Exercise details => Search the material below for the string "JSON" and extract each line that has it.

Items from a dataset
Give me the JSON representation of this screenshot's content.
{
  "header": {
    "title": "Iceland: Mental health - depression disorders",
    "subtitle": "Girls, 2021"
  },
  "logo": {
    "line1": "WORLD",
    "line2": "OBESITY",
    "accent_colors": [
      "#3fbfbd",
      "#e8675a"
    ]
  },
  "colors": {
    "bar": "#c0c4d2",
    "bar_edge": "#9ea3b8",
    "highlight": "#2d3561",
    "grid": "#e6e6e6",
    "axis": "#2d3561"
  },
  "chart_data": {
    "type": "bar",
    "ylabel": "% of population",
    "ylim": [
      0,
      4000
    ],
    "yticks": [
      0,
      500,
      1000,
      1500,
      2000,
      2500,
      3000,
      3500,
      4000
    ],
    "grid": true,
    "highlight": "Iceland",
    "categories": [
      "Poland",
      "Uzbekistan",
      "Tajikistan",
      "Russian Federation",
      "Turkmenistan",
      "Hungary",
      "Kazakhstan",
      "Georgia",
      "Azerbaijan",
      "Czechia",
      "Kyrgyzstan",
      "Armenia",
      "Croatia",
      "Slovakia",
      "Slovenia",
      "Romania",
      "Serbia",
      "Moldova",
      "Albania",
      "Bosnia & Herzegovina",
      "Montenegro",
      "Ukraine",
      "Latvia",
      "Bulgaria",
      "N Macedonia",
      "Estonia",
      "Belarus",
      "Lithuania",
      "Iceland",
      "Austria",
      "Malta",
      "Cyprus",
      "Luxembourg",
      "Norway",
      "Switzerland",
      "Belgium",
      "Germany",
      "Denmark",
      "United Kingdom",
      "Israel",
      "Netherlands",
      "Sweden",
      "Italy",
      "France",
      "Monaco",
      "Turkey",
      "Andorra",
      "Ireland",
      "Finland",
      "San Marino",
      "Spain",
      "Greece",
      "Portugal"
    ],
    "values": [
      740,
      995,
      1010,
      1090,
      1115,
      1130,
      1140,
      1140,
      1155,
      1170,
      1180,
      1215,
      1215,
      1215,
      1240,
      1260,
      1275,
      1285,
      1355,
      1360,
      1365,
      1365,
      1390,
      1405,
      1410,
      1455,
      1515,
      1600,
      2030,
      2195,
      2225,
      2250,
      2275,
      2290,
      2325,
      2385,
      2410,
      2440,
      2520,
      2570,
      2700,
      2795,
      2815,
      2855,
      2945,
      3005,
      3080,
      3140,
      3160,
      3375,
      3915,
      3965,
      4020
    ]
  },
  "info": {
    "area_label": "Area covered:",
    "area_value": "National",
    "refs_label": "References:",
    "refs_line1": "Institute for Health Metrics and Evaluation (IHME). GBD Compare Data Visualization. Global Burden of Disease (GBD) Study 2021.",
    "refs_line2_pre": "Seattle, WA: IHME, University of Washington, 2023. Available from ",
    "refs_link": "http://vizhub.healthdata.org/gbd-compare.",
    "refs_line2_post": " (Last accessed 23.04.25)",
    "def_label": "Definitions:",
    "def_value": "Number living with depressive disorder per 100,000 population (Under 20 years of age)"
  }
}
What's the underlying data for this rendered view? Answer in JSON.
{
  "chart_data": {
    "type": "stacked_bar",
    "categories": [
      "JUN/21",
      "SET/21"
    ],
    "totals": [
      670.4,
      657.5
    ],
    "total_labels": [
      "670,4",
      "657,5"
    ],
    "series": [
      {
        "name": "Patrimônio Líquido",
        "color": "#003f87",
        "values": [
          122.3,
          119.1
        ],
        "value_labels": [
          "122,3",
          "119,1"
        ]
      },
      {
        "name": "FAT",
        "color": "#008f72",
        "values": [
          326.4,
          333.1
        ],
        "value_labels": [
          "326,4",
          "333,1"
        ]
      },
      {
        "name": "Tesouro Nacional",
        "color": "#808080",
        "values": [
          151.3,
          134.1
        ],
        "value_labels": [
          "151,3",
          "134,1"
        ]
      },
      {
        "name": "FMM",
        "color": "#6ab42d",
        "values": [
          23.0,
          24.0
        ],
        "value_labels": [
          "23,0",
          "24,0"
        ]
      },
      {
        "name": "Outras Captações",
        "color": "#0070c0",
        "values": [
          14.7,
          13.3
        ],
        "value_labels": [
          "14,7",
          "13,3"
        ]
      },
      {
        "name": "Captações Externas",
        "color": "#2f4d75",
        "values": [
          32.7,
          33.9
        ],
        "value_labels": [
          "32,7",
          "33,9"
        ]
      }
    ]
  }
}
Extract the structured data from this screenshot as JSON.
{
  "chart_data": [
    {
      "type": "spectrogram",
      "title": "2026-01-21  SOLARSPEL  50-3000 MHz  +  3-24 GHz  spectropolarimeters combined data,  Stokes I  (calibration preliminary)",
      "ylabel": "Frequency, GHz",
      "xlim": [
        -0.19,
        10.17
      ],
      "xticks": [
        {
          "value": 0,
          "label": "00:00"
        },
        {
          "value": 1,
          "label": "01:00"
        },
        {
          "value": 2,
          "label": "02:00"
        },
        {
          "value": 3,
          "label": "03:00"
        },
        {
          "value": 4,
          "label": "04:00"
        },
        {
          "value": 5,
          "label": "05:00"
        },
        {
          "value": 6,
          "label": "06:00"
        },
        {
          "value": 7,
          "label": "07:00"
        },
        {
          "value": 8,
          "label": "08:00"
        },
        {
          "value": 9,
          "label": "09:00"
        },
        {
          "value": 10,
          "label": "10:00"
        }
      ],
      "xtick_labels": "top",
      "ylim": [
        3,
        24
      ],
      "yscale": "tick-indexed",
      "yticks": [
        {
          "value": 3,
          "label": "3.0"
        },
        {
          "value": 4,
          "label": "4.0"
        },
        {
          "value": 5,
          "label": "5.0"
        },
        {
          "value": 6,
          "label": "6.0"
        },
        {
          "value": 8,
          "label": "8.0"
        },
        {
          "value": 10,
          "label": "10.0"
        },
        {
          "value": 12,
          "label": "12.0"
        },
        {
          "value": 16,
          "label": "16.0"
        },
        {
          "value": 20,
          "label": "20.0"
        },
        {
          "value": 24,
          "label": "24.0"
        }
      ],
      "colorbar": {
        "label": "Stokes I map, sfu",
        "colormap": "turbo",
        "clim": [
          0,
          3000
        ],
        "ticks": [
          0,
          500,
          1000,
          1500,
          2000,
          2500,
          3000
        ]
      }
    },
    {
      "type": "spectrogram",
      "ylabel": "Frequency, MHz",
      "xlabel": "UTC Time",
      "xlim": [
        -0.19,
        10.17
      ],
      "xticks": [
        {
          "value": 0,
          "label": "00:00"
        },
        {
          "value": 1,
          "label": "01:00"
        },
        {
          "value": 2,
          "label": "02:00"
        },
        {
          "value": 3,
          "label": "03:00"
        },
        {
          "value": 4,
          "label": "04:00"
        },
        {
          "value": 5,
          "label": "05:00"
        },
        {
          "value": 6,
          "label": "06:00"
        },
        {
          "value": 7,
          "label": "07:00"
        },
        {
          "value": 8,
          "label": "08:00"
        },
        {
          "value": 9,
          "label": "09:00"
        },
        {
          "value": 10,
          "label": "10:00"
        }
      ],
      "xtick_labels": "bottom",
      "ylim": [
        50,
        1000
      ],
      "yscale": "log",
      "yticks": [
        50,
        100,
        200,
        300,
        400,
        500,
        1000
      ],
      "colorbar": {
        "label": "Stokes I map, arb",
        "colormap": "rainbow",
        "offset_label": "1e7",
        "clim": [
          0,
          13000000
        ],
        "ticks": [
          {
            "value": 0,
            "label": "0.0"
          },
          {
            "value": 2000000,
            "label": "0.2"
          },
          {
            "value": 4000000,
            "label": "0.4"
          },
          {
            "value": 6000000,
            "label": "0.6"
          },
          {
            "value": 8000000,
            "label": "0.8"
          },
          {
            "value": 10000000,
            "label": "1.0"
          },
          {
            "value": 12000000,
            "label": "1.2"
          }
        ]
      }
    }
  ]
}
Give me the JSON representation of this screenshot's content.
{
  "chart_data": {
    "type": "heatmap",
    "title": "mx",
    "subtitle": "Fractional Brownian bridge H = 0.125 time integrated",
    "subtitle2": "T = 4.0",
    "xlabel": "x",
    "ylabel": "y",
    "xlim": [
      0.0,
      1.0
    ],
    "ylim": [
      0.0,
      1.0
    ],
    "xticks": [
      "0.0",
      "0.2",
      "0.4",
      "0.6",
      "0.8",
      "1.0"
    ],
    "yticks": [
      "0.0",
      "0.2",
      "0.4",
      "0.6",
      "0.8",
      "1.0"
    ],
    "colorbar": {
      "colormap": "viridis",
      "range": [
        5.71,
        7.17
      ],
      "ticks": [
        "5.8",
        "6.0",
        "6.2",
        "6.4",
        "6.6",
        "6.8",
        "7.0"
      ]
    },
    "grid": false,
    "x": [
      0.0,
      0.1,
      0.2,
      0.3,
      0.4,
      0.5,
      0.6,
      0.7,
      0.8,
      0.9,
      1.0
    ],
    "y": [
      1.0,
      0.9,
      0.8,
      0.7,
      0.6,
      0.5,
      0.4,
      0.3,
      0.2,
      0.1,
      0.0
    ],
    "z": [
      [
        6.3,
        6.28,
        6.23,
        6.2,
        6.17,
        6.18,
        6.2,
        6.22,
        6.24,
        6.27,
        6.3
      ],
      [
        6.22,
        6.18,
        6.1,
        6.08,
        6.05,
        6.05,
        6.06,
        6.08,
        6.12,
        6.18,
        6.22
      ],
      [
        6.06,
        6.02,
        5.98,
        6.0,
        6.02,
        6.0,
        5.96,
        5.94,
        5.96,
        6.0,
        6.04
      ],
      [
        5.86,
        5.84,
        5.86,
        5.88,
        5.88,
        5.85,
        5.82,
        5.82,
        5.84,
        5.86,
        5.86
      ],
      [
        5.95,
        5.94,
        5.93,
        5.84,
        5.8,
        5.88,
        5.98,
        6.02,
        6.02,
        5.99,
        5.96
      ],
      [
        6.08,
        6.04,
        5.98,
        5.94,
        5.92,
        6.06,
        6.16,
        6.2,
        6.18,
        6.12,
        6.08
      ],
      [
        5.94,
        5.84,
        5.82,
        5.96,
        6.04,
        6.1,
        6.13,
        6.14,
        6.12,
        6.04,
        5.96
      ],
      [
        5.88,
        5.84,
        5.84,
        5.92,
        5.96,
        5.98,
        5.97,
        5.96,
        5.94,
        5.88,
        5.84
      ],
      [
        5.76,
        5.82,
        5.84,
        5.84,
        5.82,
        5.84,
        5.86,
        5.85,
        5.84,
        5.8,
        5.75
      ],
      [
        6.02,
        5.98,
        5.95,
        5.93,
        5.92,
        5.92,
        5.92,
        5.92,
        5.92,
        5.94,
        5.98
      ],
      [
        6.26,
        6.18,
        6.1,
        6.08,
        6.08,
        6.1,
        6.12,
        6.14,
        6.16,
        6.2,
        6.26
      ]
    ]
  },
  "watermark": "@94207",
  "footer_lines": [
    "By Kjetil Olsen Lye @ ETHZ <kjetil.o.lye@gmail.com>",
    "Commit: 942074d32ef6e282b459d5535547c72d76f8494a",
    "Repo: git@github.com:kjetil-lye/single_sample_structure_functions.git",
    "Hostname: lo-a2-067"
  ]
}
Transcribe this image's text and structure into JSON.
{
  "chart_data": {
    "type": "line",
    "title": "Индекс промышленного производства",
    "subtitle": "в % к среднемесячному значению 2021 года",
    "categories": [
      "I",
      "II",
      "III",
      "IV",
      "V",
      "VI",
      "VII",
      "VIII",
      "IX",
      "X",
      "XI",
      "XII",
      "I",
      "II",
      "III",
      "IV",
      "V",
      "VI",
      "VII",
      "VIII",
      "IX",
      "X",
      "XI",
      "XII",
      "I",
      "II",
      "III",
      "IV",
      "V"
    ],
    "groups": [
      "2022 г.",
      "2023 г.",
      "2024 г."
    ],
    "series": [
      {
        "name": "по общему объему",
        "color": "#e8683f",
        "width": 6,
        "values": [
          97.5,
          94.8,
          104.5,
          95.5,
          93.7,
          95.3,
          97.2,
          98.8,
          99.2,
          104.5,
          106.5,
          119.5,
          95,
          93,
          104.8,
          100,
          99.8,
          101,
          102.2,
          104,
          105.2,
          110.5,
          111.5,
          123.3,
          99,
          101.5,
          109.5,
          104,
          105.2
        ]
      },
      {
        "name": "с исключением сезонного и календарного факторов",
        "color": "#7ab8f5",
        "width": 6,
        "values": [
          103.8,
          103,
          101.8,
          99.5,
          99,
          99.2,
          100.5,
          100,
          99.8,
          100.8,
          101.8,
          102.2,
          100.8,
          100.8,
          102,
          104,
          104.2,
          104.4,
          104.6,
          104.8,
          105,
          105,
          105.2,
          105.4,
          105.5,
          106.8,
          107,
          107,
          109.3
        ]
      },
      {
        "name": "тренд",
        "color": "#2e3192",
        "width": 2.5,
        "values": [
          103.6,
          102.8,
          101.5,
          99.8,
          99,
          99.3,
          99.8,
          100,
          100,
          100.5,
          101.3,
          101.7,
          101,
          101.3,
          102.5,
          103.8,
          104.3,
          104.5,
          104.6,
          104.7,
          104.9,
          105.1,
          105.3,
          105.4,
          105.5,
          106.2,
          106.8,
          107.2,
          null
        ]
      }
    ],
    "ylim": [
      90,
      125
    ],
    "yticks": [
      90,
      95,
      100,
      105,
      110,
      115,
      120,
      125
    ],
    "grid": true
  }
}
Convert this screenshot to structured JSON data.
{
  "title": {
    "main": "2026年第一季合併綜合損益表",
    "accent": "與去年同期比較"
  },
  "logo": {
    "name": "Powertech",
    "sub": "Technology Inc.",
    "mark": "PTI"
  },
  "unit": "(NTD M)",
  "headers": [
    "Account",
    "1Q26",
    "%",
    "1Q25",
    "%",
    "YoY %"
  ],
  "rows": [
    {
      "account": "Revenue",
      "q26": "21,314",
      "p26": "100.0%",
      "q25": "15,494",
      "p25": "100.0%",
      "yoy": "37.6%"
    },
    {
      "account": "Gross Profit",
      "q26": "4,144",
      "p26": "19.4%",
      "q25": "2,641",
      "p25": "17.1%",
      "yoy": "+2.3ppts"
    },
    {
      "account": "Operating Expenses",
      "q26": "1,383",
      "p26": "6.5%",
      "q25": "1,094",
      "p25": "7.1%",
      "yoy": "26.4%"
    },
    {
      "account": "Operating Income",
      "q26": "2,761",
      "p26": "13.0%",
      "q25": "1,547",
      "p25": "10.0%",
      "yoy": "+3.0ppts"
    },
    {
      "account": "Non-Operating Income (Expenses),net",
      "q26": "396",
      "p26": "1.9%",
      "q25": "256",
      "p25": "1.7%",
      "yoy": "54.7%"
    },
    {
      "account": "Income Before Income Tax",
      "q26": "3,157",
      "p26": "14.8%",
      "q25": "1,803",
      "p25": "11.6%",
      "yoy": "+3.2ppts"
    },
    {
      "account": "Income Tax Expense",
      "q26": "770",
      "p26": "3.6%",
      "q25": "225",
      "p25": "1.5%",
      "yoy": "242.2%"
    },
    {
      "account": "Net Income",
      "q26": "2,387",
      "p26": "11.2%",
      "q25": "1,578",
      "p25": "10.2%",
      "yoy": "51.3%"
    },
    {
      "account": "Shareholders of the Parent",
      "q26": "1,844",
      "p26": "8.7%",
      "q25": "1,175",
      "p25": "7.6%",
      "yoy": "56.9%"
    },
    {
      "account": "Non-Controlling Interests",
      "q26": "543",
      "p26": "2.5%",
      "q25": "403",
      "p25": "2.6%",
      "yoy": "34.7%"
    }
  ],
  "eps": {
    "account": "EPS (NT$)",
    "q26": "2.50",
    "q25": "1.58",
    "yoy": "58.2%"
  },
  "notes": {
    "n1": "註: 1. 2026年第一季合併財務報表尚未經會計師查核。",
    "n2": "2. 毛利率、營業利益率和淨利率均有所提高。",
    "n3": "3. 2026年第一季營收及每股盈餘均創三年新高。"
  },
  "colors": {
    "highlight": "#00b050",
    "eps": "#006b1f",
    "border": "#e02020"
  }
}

The reply =>
Give me the JSON representation of this screenshot's content.
What's the underlying data for this rendered view? Answer in JSON.
Extract the structured data from this screenshot as JSON.
Give me the JSON representation of this screenshot's content.
Transcribe this image's text and structure into JSON.
Convert this screenshot to structured JSON data.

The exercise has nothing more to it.